WHAT IS NEEDED: Put the material from the line with "role-row-highlighted: Role Subscriber" to the line with "username-label: Username [24,161,92,179]" into a Markdown table with the columns No. and Line, omitting any blank lines. Number each row in the No. column.

[Raw records]
•••

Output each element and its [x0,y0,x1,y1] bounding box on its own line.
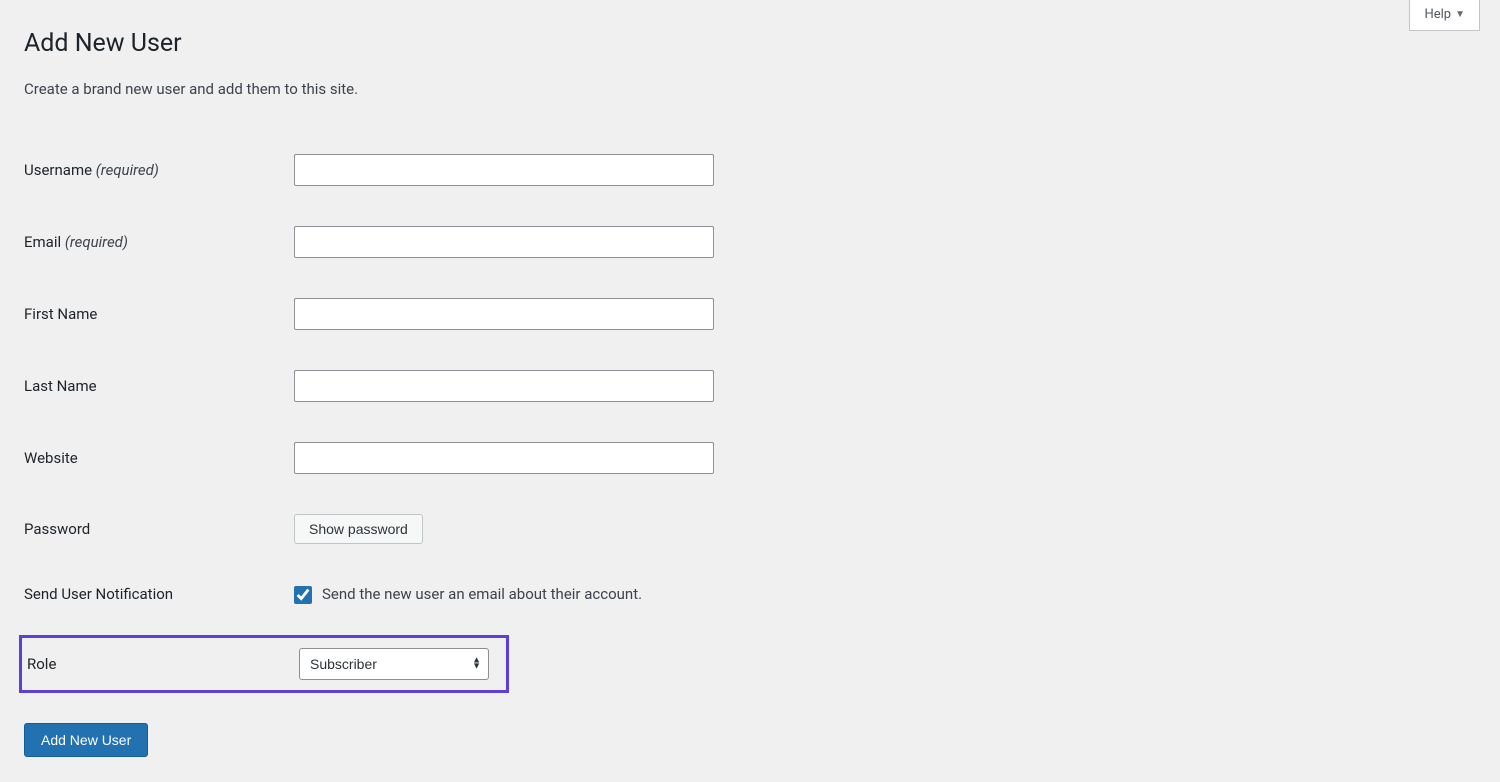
role-row-highlighted: Role Subscriber ▲▼ [19,635,509,693]
website-input[interactable] [294,442,714,474]
password-label: Password [24,520,90,538]
chevron-down-icon: ▼ [1455,8,1465,22]
page-title: Add New User [24,26,1476,61]
first-name-input[interactable] [294,298,714,330]
username-required: (required) [96,161,159,179]
last-name-label: Last Name [24,377,97,395]
notification-checkbox[interactable] [294,586,312,604]
role-select[interactable]: Subscriber [299,648,489,680]
help-tab-label: Help [1424,6,1451,24]
email-required: (required) [65,233,128,251]
add-new-user-button[interactable]: Add New User [24,723,148,757]
notification-text: Send the new user an email about their a… [322,584,642,605]
first-name-label: First Name [24,305,97,323]
page-description: Create a brand new user and add them to … [24,79,1476,100]
notification-label: Send User Notification [24,585,173,603]
website-label: Website [24,449,78,467]
role-label: Role [27,654,299,675]
email-input[interactable] [294,226,714,258]
show-password-button[interactable]: Show password [294,514,423,544]
help-tab[interactable]: Help ▼ [1409,0,1480,31]
email-label: Email [24,233,61,251]
username-input[interactable] [294,154,714,186]
last-name-input[interactable] [294,370,714,402]
username-label: Username [24,161,92,179]
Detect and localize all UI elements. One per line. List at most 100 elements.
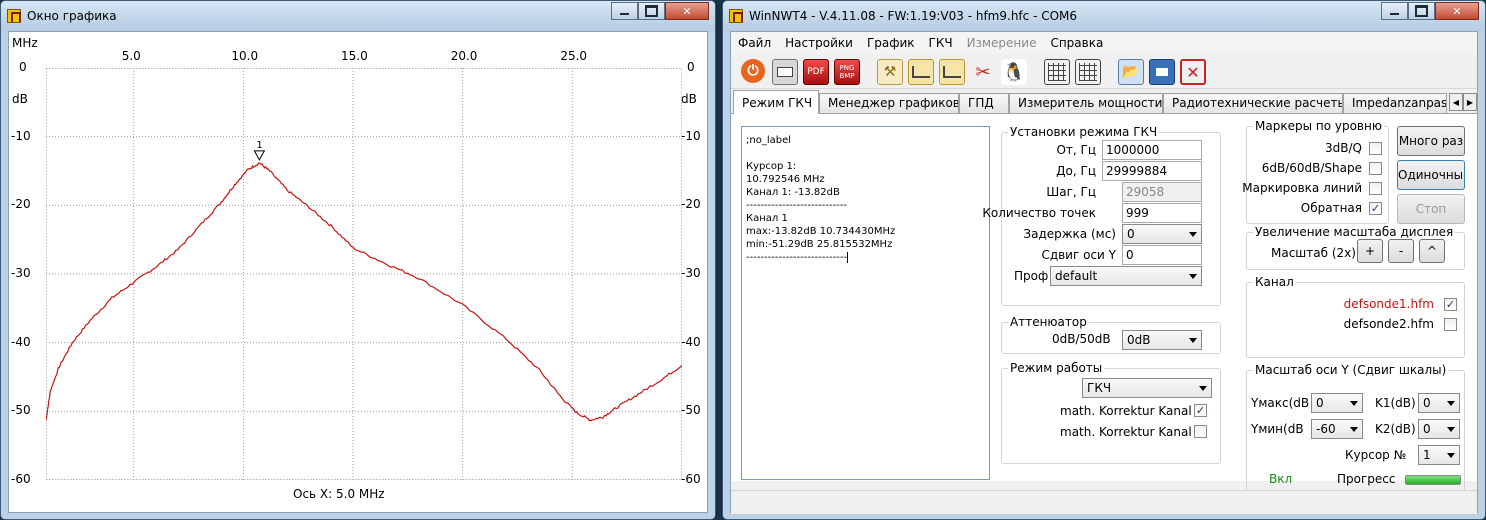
graph-window-titlebar[interactable]: Окно графика ✕ bbox=[1, 1, 715, 31]
png-bmp-export-icon[interactable]: PNG BMP bbox=[834, 59, 860, 85]
channel1-checkbox[interactable]: ✓ bbox=[1444, 298, 1457, 311]
ymin-dropdown[interactable]: -60 bbox=[1311, 419, 1363, 439]
main-window-titlebar[interactable]: WinNWT4 - V.4.11.08 - FW:1.19:V03 - hfm9… bbox=[723, 1, 1485, 31]
delay-value: 0 bbox=[1127, 227, 1135, 241]
yshift-field[interactable]: 0 bbox=[1122, 245, 1202, 265]
ymax-dropdown[interactable]: 0 bbox=[1311, 393, 1363, 413]
menu-sweep[interactable]: ГКЧ bbox=[922, 32, 960, 54]
tools-icon[interactable]: ⚒ bbox=[877, 59, 903, 85]
sweep-settings-title: Установки режима ГКЧ bbox=[1008, 125, 1160, 139]
tab-scroll-left-icon[interactable]: ◀ bbox=[1449, 93, 1463, 111]
inverse-label: Обратная bbox=[1300, 201, 1362, 215]
menu-file[interactable]: Файл bbox=[731, 32, 778, 54]
y-tick-label-left: -40 bbox=[11, 334, 31, 349]
menu-help[interactable]: Справка bbox=[1043, 32, 1110, 54]
open-folder-icon[interactable]: 📂 bbox=[1118, 59, 1144, 85]
level-markers-group: Маркеры по уровню 3dB/Q 6dB/60dB/Shape М… bbox=[1242, 119, 1389, 224]
print-icon[interactable] bbox=[772, 59, 798, 85]
profile-value: default bbox=[1055, 269, 1098, 283]
minimize-button[interactable] bbox=[611, 2, 638, 20]
display-zoom-group: Увеличение масштаба дисплея Масштаб (2x)… bbox=[1246, 225, 1465, 270]
to-field[interactable]: 29999884 bbox=[1102, 161, 1202, 181]
print-pdf-icon[interactable]: PDF bbox=[803, 59, 829, 85]
k2-value: 0 bbox=[1423, 422, 1431, 436]
tab-vfo[interactable]: ГПД bbox=[959, 93, 1009, 113]
mode-dropdown[interactable]: ГКЧ bbox=[1082, 378, 1212, 398]
maximize-button[interactable] bbox=[1408, 2, 1435, 20]
points-field[interactable]: 999 bbox=[1122, 203, 1202, 223]
single-sweep-button[interactable]: Одиночный bbox=[1397, 160, 1465, 190]
clear-x-icon[interactable] bbox=[1180, 59, 1206, 85]
marker-label: 1 bbox=[256, 140, 262, 151]
menu-graph[interactable]: График bbox=[860, 32, 922, 54]
close-button[interactable]: ✕ bbox=[665, 2, 709, 20]
y-tick-label-right: -50 bbox=[681, 403, 701, 418]
grid-settings-icon[interactable] bbox=[1075, 59, 1101, 85]
app-icon bbox=[7, 9, 21, 23]
x-tick-label: 25.0 bbox=[560, 49, 588, 63]
info-textbox[interactable]: ;no_label Курсор 1: 10.792546 MHz Канал … bbox=[741, 126, 990, 480]
attenuator-dropdown[interactable]: 0dB bbox=[1122, 330, 1202, 350]
line-marking-checkbox[interactable] bbox=[1369, 182, 1382, 195]
marker-triangle bbox=[253, 150, 266, 161]
multi-sweep-button[interactable]: Много раз bbox=[1397, 126, 1465, 156]
shape-checkbox[interactable] bbox=[1369, 162, 1382, 175]
info-line: max:-13.82dB 10.734430MHz bbox=[746, 226, 896, 237]
cursor-number-dropdown[interactable]: 1 bbox=[1418, 445, 1460, 465]
y-unit-right-label: dB bbox=[681, 92, 697, 106]
graph-area[interactable]: MHz dB dB Ось X: 5.0 MHz 5.0 10.0 15.0 20.0… bbox=[8, 31, 708, 513]
delay-dropdown[interactable]: 0 bbox=[1122, 224, 1202, 244]
tab-rf-calculations[interactable]: Радиотехнические расчеты bbox=[1163, 93, 1343, 113]
maximize-button[interactable] bbox=[638, 2, 665, 20]
info-line: Канал 1: -13.82dB bbox=[746, 187, 840, 198]
q3db-checkbox[interactable] bbox=[1369, 142, 1382, 155]
menu-bar: Файл Настройки График ГКЧ Измерение Спра… bbox=[731, 32, 1477, 54]
tab-sweep-mode[interactable]: Режим ГКЧ bbox=[733, 90, 819, 114]
y-tick-label-right: -30 bbox=[681, 266, 701, 280]
from-label: От, Гц bbox=[1056, 143, 1096, 157]
tab-impedance-match[interactable]: Impedanzanpass bbox=[1343, 93, 1447, 113]
info-line: Курсор 1: bbox=[746, 161, 797, 172]
y-tick-label-left: -30 bbox=[11, 266, 31, 280]
zoom-minus-button[interactable]: - bbox=[1388, 239, 1414, 263]
chevron-down-icon bbox=[1350, 401, 1358, 406]
from-field[interactable]: 1000000 bbox=[1102, 140, 1202, 160]
channel2-checkbox[interactable] bbox=[1444, 318, 1457, 331]
zoom-plus-button[interactable]: + bbox=[1357, 239, 1383, 263]
chevron-down-icon bbox=[1189, 232, 1197, 237]
y-tick-label-right: -20 bbox=[681, 197, 701, 212]
chart-icon[interactable] bbox=[908, 59, 934, 85]
corr1-checkbox[interactable]: ✓ bbox=[1194, 404, 1207, 417]
corr2-checkbox[interactable] bbox=[1194, 425, 1207, 438]
close-button[interactable]: ✕ bbox=[1435, 2, 1479, 20]
menu-settings[interactable]: Настройки bbox=[778, 32, 860, 54]
frequency-response-plot[interactable]: 1 bbox=[46, 68, 682, 480]
power-icon[interactable]: ⏻ bbox=[741, 59, 765, 83]
zoom-up-button[interactable]: ^ bbox=[1419, 239, 1445, 263]
cursor-number-label: Курсор № bbox=[1345, 448, 1407, 462]
corr1-label: math. Korrektur Kanal 1 bbox=[1060, 404, 1204, 418]
tab-power-meter[interactable]: Измеритель мощности bbox=[1009, 93, 1163, 113]
menu-measurement: Измерение bbox=[966, 36, 1037, 50]
y-tick-label-left: -50 bbox=[11, 403, 31, 418]
info-line: ---------------------------- bbox=[746, 200, 848, 211]
tab-graph-manager[interactable]: Менеджер графиков bbox=[819, 93, 959, 113]
k1-dropdown[interactable]: 0 bbox=[1418, 393, 1460, 413]
calibrate-icon[interactable]: ✂ bbox=[970, 59, 996, 85]
x-tick-label: 10.0 bbox=[231, 49, 259, 63]
x-tick-label: 20.0 bbox=[450, 49, 478, 63]
k1-value: 0 bbox=[1423, 396, 1431, 410]
minimize-button[interactable] bbox=[1381, 2, 1408, 20]
chevron-down-icon bbox=[1189, 274, 1197, 279]
profile-label: Проф bbox=[1014, 269, 1049, 283]
grid-k1-icon[interactable] bbox=[1044, 59, 1070, 85]
profile-dropdown[interactable]: default bbox=[1050, 266, 1202, 286]
main-window-title: WinNWT4 - V.4.11.08 - FW:1.19:V03 - hfm9… bbox=[749, 9, 1078, 23]
chart-edit-icon[interactable] bbox=[939, 59, 965, 85]
inverse-checkbox[interactable]: ✓ bbox=[1369, 202, 1382, 215]
k2-dropdown[interactable]: 0 bbox=[1418, 419, 1460, 439]
save-disk-icon[interactable] bbox=[1149, 59, 1175, 85]
tab-scroll-right-icon[interactable]: ▶ bbox=[1463, 93, 1477, 111]
sweep-settings-group: Установки режима ГКЧ От, Гц 1000000 До, … bbox=[982, 125, 1221, 306]
linux-tux-icon[interactable]: 🐧 bbox=[1001, 59, 1027, 85]
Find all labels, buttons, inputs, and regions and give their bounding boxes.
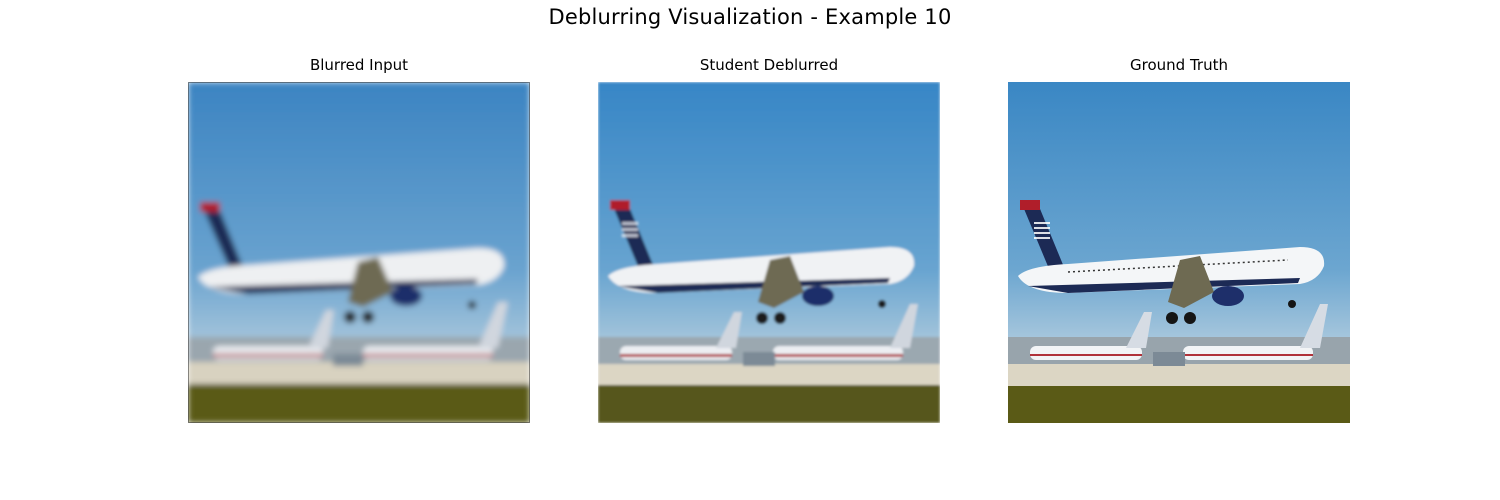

•••

ANSWER TO THE EXERCISE:
| No. | Line |
|---|---|
| 1 | role-row-highlighted: Role Subscriber ▲▼ [19,635,509,693] |
| 2 | website-input[interactable] [294,442,714,474] |
| 3 | password-label: Password [24,520,90,538] |
| 4 | chevron-down-icon: ▼ [1455,8,1465,22] |
| 5 | page-title: Add New User [24,26,1476,61] |
| 6 | first-name-input[interactable] [294,298,714,330] |
| 7 | username-required: (required) [96,161,159,179] |
| 8 | last-name-label: Last Name [24,377,97,395] |
| 9 | notification-checkbox[interactable] [294,586,312,604] |
| 10 | role-select[interactable]: Subscriber [299,648,489,680] |
| 11 | help-tab-label: Help [1424,6,1451,24] |
| 12 | email-required: (required) [65,233,128,251] |
| 13 | add-new-user-button[interactable]: Add New User [24,723,148,757] |
| 14 | notification-text: Send the new user an email about their a… [322,584,642,605] |
| 15 | first-name-label: First Name [24,305,97,323] |
| 16 | page-description: Create a brand new user and add them to … [24,79,1476,100] |
| 17 | notification-label: Send User Notification [24,585,173,603] |
| 18 | website-label: Website [24,449,78,467] |
| 19 | role-label: Role [27,654,299,675] |
| 20 | email-input[interactable] [294,226,714,258] |
| 21 | show-password-button[interactable]: Show password [294,514,423,544] |
| 22 | help-tab[interactable]: Help ▼ [1409,0,1480,31] |
| 23 | email-label: Email [24,233,61,251] |
| 24 | username-input[interactable] [294,154,714,186] |
| 25 | last-name-input[interactable] [294,370,714,402] |
| 26 | username-label: Username [24,161,92,179] |